[The request] All of the listing below must be repeated word for word. Pictures are the only thing to omit.

(Lines of data)
⁂
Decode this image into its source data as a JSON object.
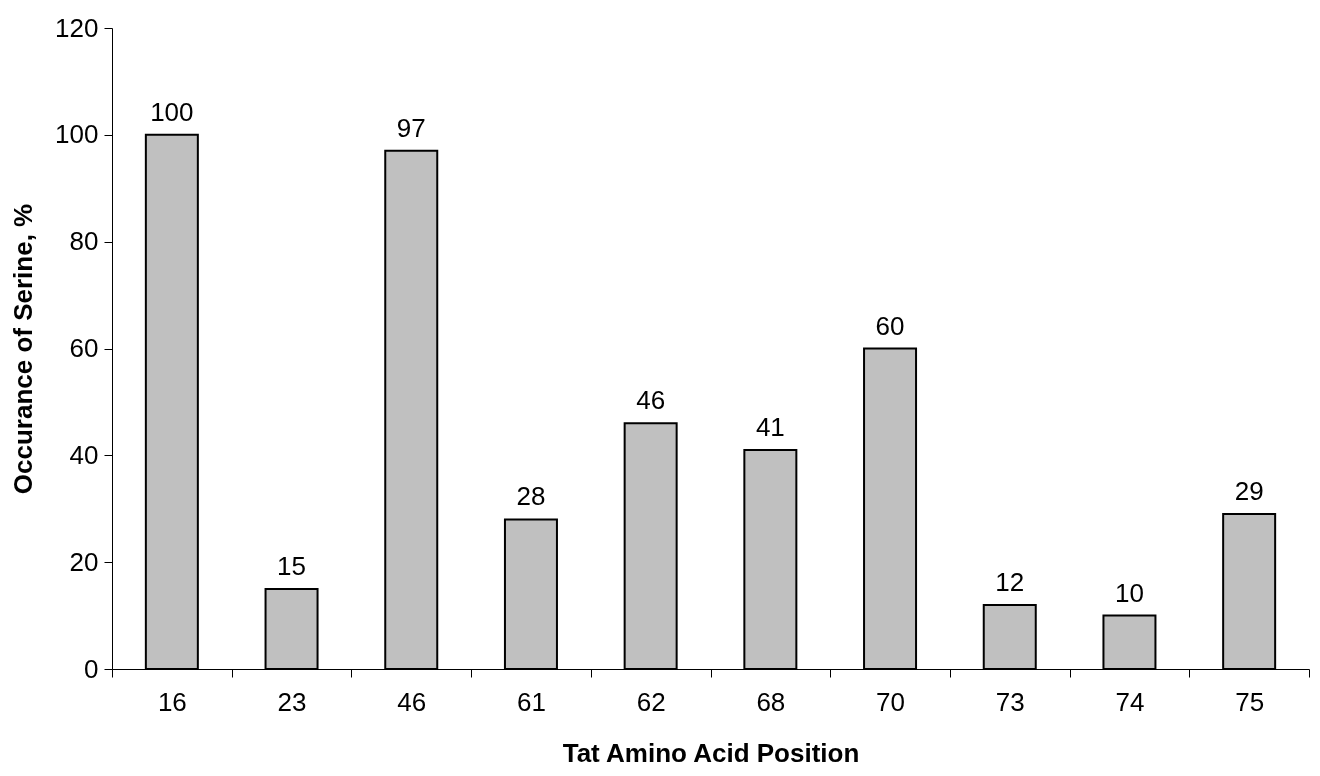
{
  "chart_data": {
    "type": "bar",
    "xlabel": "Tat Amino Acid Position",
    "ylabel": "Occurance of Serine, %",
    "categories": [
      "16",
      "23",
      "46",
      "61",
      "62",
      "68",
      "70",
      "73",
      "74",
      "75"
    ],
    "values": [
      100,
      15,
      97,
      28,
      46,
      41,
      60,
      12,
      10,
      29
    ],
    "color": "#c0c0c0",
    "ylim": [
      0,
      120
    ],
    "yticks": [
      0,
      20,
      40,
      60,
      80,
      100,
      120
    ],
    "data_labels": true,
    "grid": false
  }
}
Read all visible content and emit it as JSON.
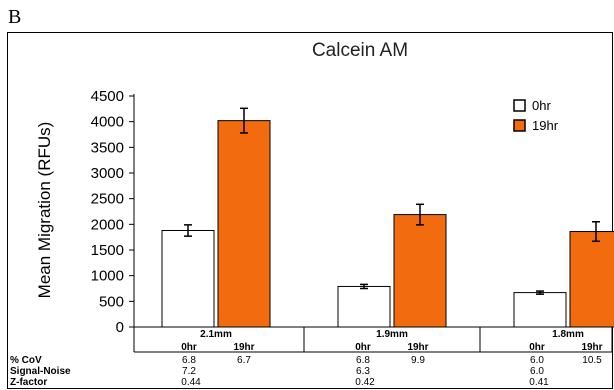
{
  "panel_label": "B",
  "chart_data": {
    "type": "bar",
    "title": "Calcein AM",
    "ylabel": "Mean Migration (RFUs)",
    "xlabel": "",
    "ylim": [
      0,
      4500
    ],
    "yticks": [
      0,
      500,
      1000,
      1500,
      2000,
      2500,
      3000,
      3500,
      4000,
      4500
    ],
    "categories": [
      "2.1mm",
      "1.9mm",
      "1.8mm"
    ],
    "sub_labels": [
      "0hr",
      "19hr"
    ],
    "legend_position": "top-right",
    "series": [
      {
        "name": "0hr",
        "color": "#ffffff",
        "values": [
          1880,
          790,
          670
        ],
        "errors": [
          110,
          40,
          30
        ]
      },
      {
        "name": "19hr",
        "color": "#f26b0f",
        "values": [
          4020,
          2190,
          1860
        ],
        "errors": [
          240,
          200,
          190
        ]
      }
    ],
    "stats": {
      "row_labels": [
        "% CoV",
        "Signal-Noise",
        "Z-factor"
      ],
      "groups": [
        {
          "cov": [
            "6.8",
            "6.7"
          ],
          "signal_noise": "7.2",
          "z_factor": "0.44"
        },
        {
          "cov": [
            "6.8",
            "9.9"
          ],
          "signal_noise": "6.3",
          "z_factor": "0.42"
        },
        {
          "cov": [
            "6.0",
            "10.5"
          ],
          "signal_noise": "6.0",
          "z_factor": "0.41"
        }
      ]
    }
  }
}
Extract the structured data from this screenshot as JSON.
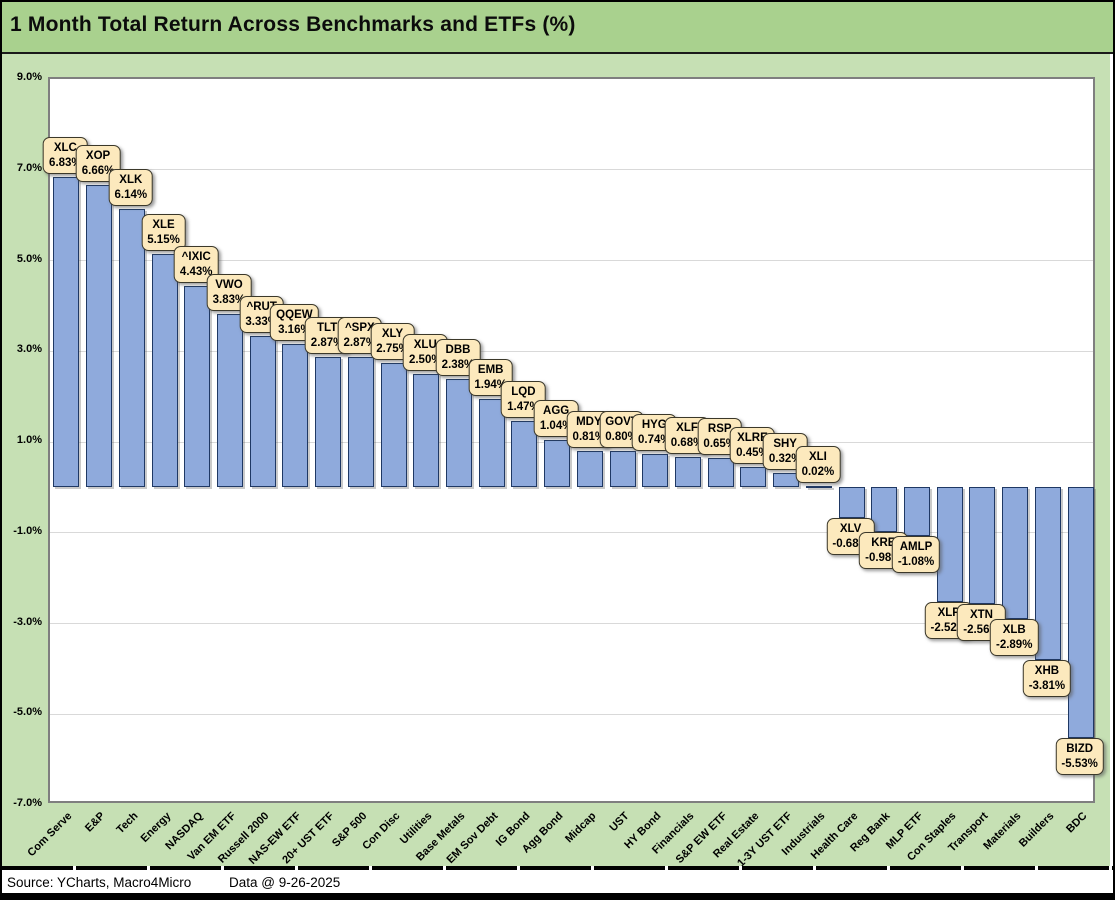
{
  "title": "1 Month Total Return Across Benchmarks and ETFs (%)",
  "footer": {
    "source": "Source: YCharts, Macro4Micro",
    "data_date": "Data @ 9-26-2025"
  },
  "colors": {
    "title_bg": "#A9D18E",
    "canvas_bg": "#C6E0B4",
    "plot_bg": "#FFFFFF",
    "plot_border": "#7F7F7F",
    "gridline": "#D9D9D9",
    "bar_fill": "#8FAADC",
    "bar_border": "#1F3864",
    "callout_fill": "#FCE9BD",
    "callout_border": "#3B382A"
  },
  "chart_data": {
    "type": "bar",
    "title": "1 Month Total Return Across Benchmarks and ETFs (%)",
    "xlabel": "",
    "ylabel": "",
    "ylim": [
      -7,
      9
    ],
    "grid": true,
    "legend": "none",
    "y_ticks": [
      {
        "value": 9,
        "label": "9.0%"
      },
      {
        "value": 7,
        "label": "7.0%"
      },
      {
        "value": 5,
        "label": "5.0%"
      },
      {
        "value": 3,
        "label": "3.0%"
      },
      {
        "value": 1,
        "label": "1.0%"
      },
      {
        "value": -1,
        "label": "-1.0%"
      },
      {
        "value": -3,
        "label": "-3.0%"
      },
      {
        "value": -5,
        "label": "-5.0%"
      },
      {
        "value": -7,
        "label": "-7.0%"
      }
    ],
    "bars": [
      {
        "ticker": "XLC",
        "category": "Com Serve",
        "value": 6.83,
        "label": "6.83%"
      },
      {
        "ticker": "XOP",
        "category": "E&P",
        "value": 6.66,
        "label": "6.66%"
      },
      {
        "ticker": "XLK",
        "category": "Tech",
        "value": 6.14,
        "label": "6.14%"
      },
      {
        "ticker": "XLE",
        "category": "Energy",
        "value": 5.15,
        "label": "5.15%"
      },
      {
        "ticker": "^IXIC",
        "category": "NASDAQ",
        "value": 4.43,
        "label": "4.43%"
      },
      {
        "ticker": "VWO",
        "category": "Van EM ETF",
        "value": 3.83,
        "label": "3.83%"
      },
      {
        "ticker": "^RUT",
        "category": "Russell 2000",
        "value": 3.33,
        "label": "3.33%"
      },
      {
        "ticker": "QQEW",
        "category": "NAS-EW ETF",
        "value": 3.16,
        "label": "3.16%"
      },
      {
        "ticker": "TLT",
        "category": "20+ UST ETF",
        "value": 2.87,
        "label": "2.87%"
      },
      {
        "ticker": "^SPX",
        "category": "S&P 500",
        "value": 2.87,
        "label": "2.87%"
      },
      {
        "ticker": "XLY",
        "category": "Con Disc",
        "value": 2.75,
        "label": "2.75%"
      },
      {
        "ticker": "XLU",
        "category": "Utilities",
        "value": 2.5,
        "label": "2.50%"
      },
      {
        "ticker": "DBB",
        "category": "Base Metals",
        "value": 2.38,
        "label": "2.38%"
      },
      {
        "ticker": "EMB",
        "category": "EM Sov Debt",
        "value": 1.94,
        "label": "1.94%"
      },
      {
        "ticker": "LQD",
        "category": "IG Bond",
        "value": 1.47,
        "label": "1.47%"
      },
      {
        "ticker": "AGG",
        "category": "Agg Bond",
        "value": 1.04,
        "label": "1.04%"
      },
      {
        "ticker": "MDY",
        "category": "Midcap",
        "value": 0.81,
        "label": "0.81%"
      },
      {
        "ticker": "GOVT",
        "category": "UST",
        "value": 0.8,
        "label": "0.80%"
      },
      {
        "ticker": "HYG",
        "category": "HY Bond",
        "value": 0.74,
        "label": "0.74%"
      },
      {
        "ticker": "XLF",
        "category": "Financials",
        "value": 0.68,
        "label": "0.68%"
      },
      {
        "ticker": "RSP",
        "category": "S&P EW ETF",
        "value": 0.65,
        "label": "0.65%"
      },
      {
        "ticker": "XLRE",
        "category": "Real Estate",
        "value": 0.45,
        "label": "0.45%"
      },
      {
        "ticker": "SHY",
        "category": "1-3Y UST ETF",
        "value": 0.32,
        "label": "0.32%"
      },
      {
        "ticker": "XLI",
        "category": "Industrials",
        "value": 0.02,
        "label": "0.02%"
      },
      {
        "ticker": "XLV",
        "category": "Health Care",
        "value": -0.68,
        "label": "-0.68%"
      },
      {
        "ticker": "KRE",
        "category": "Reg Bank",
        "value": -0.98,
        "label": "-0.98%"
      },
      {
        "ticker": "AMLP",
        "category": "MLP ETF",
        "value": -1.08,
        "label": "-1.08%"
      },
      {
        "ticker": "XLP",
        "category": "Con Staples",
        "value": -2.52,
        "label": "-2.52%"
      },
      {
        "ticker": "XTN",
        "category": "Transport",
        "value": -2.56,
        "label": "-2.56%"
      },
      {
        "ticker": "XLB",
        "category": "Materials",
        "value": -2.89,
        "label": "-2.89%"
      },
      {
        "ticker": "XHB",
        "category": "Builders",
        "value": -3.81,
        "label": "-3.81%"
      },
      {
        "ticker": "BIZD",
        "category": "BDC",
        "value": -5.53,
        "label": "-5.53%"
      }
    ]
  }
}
⁂
[Completed exercise]
Decode this image into its source data as a JSON object.
{
  "chart_data": {
    "type": "bar",
    "xlabel": "Tat Amino Acid Position",
    "ylabel": "Occurance of Serine, %",
    "categories": [
      "16",
      "23",
      "46",
      "61",
      "62",
      "68",
      "70",
      "73",
      "74",
      "75"
    ],
    "values": [
      100,
      15,
      97,
      28,
      46,
      41,
      60,
      12,
      10,
      29
    ],
    "color": "#c0c0c0",
    "ylim": [
      0,
      120
    ],
    "yticks": [
      0,
      20,
      40,
      60,
      80,
      100,
      120
    ],
    "data_labels": true,
    "grid": false
  }
}
Read all visible content and emit it as JSON.
{
  "panel_label": "B",
  "chart_data": {
    "type": "bar",
    "title": "Calcein AM",
    "ylabel": "Mean Migration (RFUs)",
    "xlabel": "",
    "ylim": [
      0,
      4500
    ],
    "yticks": [
      0,
      500,
      1000,
      1500,
      2000,
      2500,
      3000,
      3500,
      4000,
      4500
    ],
    "categories": [
      "2.1mm",
      "1.9mm",
      "1.8mm"
    ],
    "sub_labels": [
      "0hr",
      "19hr"
    ],
    "legend_position": "top-right",
    "series": [
      {
        "name": "0hr",
        "color": "#ffffff",
        "values": [
          1880,
          790,
          670
        ],
        "errors": [
          110,
          40,
          30
        ]
      },
      {
        "name": "19hr",
        "color": "#f26b0f",
        "values": [
          4020,
          2190,
          1860
        ],
        "errors": [
          240,
          200,
          190
        ]
      }
    ],
    "stats": {
      "row_labels": [
        "% CoV",
        "Signal-Noise",
        "Z-factor"
      ],
      "groups": [
        {
          "cov": [
            "6.8",
            "6.7"
          ],
          "signal_noise": "7.2",
          "z_factor": "0.44"
        },
        {
          "cov": [
            "6.8",
            "9.9"
          ],
          "signal_noise": "6.3",
          "z_factor": "0.42"
        },
        {
          "cov": [
            "6.0",
            "10.5"
          ],
          "signal_noise": "6.0",
          "z_factor": "0.41"
        }
      ]
    }
  }
}
Extract the structured data from this screenshot as JSON.
{
  "title": "1 Month Total Return Across Benchmarks and ETFs (%)",
  "footer": {
    "source": "Source: YCharts, Macro4Micro",
    "data_date": "Data @ 9-26-2025"
  },
  "colors": {
    "title_bg": "#A9D18E",
    "canvas_bg": "#C6E0B4",
    "plot_bg": "#FFFFFF",
    "plot_border": "#7F7F7F",
    "gridline": "#D9D9D9",
    "bar_fill": "#8FAADC",
    "bar_border": "#1F3864",
    "callout_fill": "#FCE9BD",
    "callout_border": "#3B382A"
  },
  "chart_data": {
    "type": "bar",
    "title": "1 Month Total Return Across Benchmarks and ETFs (%)",
    "xlabel": "",
    "ylabel": "",
    "ylim": [
      -7,
      9
    ],
    "grid": true,
    "legend": "none",
    "y_ticks": [
      {
        "value": 9,
        "label": "9.0%"
      },
      {
        "value": 7,
        "label": "7.0%"
      },
      {
        "value": 5,
        "label": "5.0%"
      },
      {
        "value": 3,
        "label": "3.0%"
      },
      {
        "value": 1,
        "label": "1.0%"
      },
      {
        "value": -1,
        "label": "-1.0%"
      },
      {
        "value": -3,
        "label": "-3.0%"
      },
      {
        "value": -5,
        "label": "-5.0%"
      },
      {
        "value": -7,
        "label": "-7.0%"
      }
    ],
    "bars": [
      {
        "ticker": "XLC",
        "category": "Com Serve",
        "value": 6.83,
        "label": "6.83%"
      },
      {
        "ticker": "XOP",
        "category": "E&P",
        "value": 6.66,
        "label": "6.66%"
      },
      {
        "ticker": "XLK",
        "category": "Tech",
        "value": 6.14,
        "label": "6.14%"
      },
      {
        "ticker": "XLE",
        "category": "Energy",
        "value": 5.15,
        "label": "5.15%"
      },
      {
        "ticker": "^IXIC",
        "category": "NASDAQ",
        "value": 4.43,
        "label": "4.43%"
      },
      {
        "ticker": "VWO",
        "category": "Van EM ETF",
        "value": 3.83,
        "label": "3.83%"
      },
      {
        "ticker": "^RUT",
        "category": "Russell 2000",
        "value": 3.33,
        "label": "3.33%"
      },
      {
        "ticker": "QQEW",
        "category": "NAS-EW ETF",
        "value": 3.16,
        "label": "3.16%"
      },
      {
        "ticker": "TLT",
        "category": "20+ UST ETF",
        "value": 2.87,
        "label": "2.87%"
      },
      {
        "ticker": "^SPX",
        "category": "S&P 500",
        "value": 2.87,
        "label": "2.87%"
      },
      {
        "ticker": "XLY",
        "category": "Con Disc",
        "value": 2.75,
        "label": "2.75%"
      },
      {
        "ticker": "XLU",
        "category": "Utilities",
        "value": 2.5,
        "label": "2.50%"
      },
      {
        "ticker": "DBB",
        "category": "Base Metals",
        "value": 2.38,
        "label": "2.38%"
      },
      {
        "ticker": "EMB",
        "category": "EM Sov Debt",
        "value": 1.94,
        "label": "1.94%"
      },
      {
        "ticker": "LQD",
        "category": "IG Bond",
        "value": 1.47,
        "label": "1.47%"
      },
      {
        "ticker": "AGG",
        "category": "Agg Bond",
        "value": 1.04,
        "label": "1.04%"
      },
      {
        "ticker": "MDY",
        "category": "Midcap",
        "value": 0.81,
        "label": "0.81%"
      },
      {
        "ticker": "GOVT",
        "category": "UST",
        "value": 0.8,
        "label": "0.80%"
      },
      {
        "ticker": "HYG",
        "category": "HY Bond",
        "value": 0.74,
        "label": "0.74%"
      },
      {
        "ticker": "XLF",
        "category": "Financials",
        "value": 0.68,
        "label": "0.68%"
      },
      {
        "ticker": "RSP",
        "category": "S&P EW ETF",
        "value": 0.65,
        "label": "0.65%"
      },
      {
        "ticker": "XLRE",
        "category": "Real Estate",
        "value": 0.45,
        "label": "0.45%"
      },
      {
        "ticker": "SHY",
        "category": "1-3Y UST ETF",
        "value": 0.32,
        "label": "0.32%"
      },
      {
        "ticker": "XLI",
        "category": "Industrials",
        "value": 0.02,
        "label": "0.02%"
      },
      {
        "ticker": "XLV",
        "category": "Health Care",
        "value": -0.68,
        "label": "-0.68%"
      },
      {
        "ticker": "KRE",
        "category": "Reg Bank",
        "value": -0.98,
        "label": "-0.98%"
      },
      {
        "ticker": "AMLP",
        "category": "MLP ETF",
        "value": -1.08,
        "label": "-1.08%"
      },
      {
        "ticker": "XLP",
        "category": "Con Staples",
        "value": -2.52,
        "label": "-2.52%"
      },
      {
        "ticker": "XTN",
        "category": "Transport",
        "value": -2.56,
        "label": "-2.56%"
      },
      {
        "ticker": "XLB",
        "category": "Materials",
        "value": -2.89,
        "label": "-2.89%"
      },
      {
        "ticker": "XHB",
        "category": "Builders",
        "value": -3.81,
        "label": "-3.81%"
      },
      {
        "ticker": "BIZD",
        "category": "BDC",
        "value": -5.53,
        "label": "-5.53%"
      }
    ]
  }
}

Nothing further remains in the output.